### What the task asks
Show all lines holding the string "content".

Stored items
⁂

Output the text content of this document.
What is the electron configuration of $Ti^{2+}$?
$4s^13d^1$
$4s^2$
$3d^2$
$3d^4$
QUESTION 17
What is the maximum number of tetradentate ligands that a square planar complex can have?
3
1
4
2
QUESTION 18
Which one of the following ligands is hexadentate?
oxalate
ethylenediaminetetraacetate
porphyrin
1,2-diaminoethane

⁂

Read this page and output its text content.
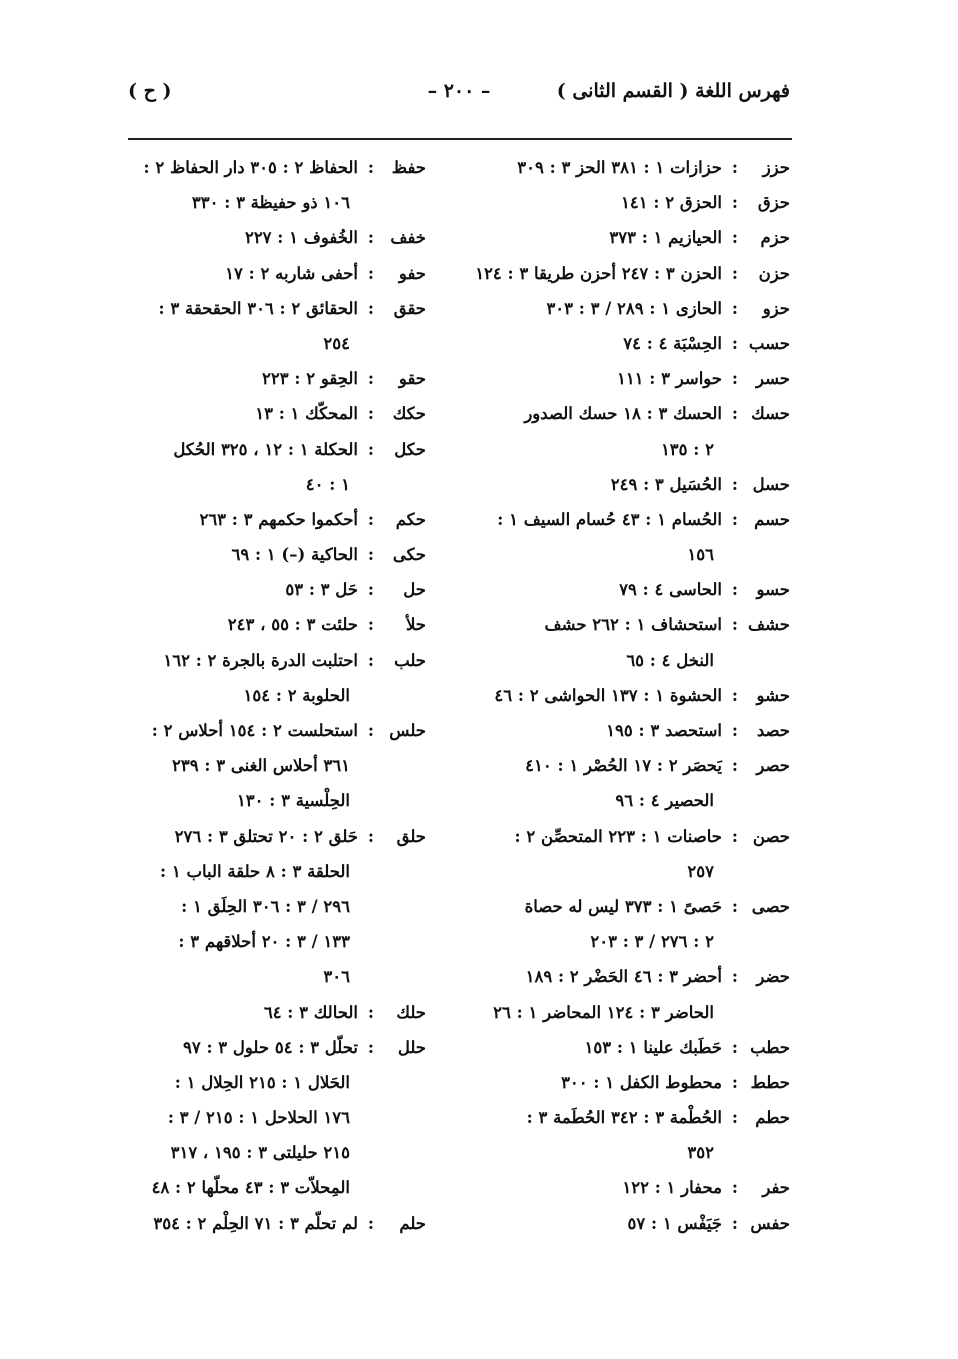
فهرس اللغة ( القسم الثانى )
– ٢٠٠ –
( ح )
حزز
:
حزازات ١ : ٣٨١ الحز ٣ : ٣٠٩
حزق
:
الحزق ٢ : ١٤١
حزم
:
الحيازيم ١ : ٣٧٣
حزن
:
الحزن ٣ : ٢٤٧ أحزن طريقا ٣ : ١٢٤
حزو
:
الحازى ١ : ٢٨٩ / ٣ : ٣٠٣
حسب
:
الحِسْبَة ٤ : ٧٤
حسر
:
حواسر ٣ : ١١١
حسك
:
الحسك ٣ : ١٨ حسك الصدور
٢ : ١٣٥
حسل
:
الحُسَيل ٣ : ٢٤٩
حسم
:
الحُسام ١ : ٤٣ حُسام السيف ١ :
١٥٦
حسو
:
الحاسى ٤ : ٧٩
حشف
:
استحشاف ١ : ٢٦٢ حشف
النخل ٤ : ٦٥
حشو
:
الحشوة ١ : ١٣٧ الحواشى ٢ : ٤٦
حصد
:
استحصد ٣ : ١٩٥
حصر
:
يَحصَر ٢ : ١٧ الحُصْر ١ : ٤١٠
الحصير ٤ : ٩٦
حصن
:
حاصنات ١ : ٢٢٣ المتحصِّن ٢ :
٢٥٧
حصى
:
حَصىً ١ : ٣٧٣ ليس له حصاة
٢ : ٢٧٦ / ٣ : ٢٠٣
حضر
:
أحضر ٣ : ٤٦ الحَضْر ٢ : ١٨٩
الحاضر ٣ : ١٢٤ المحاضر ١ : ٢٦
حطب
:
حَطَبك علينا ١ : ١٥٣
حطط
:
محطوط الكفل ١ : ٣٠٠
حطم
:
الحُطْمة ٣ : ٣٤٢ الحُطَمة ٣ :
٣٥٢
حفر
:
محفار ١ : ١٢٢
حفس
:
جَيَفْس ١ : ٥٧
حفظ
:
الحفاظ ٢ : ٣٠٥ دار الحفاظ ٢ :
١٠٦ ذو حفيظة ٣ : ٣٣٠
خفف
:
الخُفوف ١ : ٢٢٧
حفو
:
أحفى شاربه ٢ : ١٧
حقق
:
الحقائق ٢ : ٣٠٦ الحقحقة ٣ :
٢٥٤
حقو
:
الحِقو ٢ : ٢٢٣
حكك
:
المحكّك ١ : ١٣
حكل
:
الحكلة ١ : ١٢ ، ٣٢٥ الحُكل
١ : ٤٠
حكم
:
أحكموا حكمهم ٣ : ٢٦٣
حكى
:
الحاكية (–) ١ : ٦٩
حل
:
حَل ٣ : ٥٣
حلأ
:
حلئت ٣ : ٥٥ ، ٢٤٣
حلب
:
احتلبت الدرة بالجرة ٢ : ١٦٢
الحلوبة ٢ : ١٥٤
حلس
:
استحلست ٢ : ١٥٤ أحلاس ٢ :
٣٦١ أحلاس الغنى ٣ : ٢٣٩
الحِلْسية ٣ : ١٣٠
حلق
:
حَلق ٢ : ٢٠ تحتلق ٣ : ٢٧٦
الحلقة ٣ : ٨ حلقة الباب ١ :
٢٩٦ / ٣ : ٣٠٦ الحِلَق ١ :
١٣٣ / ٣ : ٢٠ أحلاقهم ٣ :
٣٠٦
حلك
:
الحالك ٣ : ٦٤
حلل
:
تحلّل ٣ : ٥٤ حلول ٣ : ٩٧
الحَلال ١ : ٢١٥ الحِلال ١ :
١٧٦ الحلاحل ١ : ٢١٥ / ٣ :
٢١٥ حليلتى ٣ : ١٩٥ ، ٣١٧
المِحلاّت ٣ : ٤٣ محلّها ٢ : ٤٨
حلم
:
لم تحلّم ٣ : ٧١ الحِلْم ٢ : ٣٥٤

⁂

### Correct answer
Output the text content of this document.
Read this page and output its text content.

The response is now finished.